[start of EXCERPTED RECORDS]

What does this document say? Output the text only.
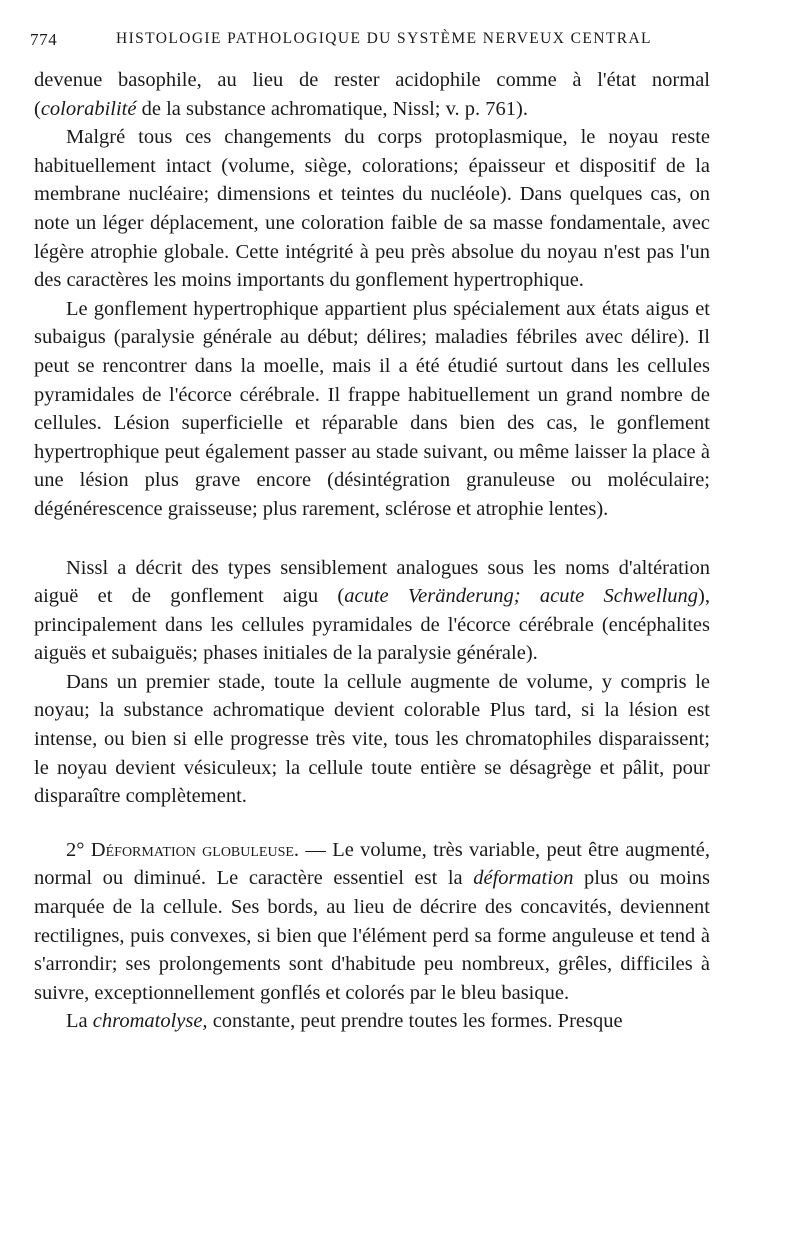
774	HISTOLOGIE PATHOLOGIQUE DU SYSTÈME NERVEUX CENTRAL

devenue basophile, au lieu de rester acidophile comme à l'état normal (colorabilité de la substance achromatique, Nissl; v. p. 761).

Malgré tous ces changements du corps protoplasmique, le noyau reste habituellement intact (volume, siège, colorations; épaisseur et dispositif de la membrane nucléaire; dimensions et teintes du nucléole). Dans quelques cas, on note un léger déplacement, une coloration faible de sa masse fondamentale, avec légère atrophie globale. Cette intégrité à peu près absolue du noyau n'est pas l'un des caractères les moins importants du gonflement hypertrophique.

Le gonflement hypertrophique appartient plus spécialement aux états aigus et subaigus (paralysie générale au début; délires; maladies fébriles avec délire). Il peut se rencontrer dans la moelle, mais il a été étudié surtout dans les cellules pyramidales de l'écorce cérébrale. Il frappe habituellement un grand nombre de cellules. Lésion superficielle et réparable dans bien des cas, le gonflement hypertrophique peut également passer au stade suivant, ou même laisser la place à une lésion plus grave encore (désintégration granuleuse ou moléculaire; dégénérescence graisseuse; plus rarement, sclérose et atrophie lentes).

Nissl a décrit des types sensiblement analogues sous les noms d'altération aiguë et de gonflement aigu (acute Veränderung; acute Schwellung), principalement dans les cellules pyramidales de l'écorce cérébrale (encéphalites aiguës et subaiguës; phases initiales de la paralysie générale).

Dans un premier stade, toute la cellule augmente de volume, y compris le noyau; la substance achromatique devient colorable Plus tard, si la lésion est intense, ou bien si elle progresse très vite, tous les chromatophiles disparaissent; le noyau devient vésiculeux; la cellule toute entière se désagrège et pâlit, pour disparaître complètement.

2° Déformation globuleuse. — Le volume, très variable, peut être augmenté, normal ou diminué. Le caractère essentiel est la déformation plus ou moins marquée de la cellule. Ses bords, au lieu de décrire des concavités, deviennent rectilignes, puis convexes, si bien que l'élément perd sa forme anguleuse et tend à s'arrondir; ses prolongements sont d'habitude peu nombreux, grêles, difficiles à suivre, exceptionnellement gonflés et colorés par le bleu basique.

La chromatolyse, constante, peut prendre toutes les formes. Presque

[end of EXCERPTED RECORDS]

WHAT TO WORK ON: Repeat the data exactly, dropping every picture it holds.

WORKED SOLUTION:
What does this document say? Output the text only.
774	HISTOLOGIE PATHOLOGIQUE DU SYSTÈME NERVEUX CENTRAL

devenue basophile, au lieu de rester acidophile comme à l'état normal (colorabilité de la substance achromatique, Nissl; v. p. 761).

Malgré tous ces changements du corps protoplasmique, le noyau reste habituellement intact (volume, siège, colorations; épaisseur et dispositif de la membrane nucléaire; dimensions et teintes du nucléole). Dans quelques cas, on note un léger déplacement, une coloration faible de sa masse fondamentale, avec légère atrophie globale. Cette intégrité à peu près absolue du noyau n'est pas l'un des caractères les moins importants du gonflement hypertrophique.

Le gonflement hypertrophique appartient plus spécialement aux états aigus et subaigus (paralysie générale au début; délires; maladies fébriles avec délire). Il peut se rencontrer dans la moelle, mais il a été étudié surtout dans les cellules pyramidales de l'écorce cérébrale. Il frappe habituellement un grand nombre de cellules. Lésion superficielle et réparable dans bien des cas, le gonflement hypertrophique peut également passer au stade suivant, ou même laisser la place à une lésion plus grave encore (désintégration granuleuse ou moléculaire; dégénérescence graisseuse; plus rarement, sclérose et atrophie lentes).

Nissl a décrit des types sensiblement analogues sous les noms d'altération aiguë et de gonflement aigu (acute Veränderung; acute Schwellung), principalement dans les cellules pyramidales de l'écorce cérébrale (encéphalites aiguës et subaiguës; phases initiales de la paralysie générale).

Dans un premier stade, toute la cellule augmente de volume, y compris le noyau; la substance achromatique devient colorable Plus tard, si la lésion est intense, ou bien si elle progresse très vite, tous les chromatophiles disparaissent; le noyau devient vésiculeux; la cellule toute entière se désagrège et pâlit, pour disparaître complètement.

2° Déformation globuleuse. — Le volume, très variable, peut être augmenté, normal ou diminué. Le caractère essentiel est la déformation plus ou moins marquée de la cellule. Ses bords, au lieu de décrire des concavités, deviennent rectilignes, puis convexes, si bien que l'élément perd sa forme anguleuse et tend à s'arrondir; ses prolongements sont d'habitude peu nombreux, grêles, difficiles à suivre, exceptionnellement gonflés et colorés par le bleu basique.

La chromatolyse, constante, peut prendre toutes les formes. Presque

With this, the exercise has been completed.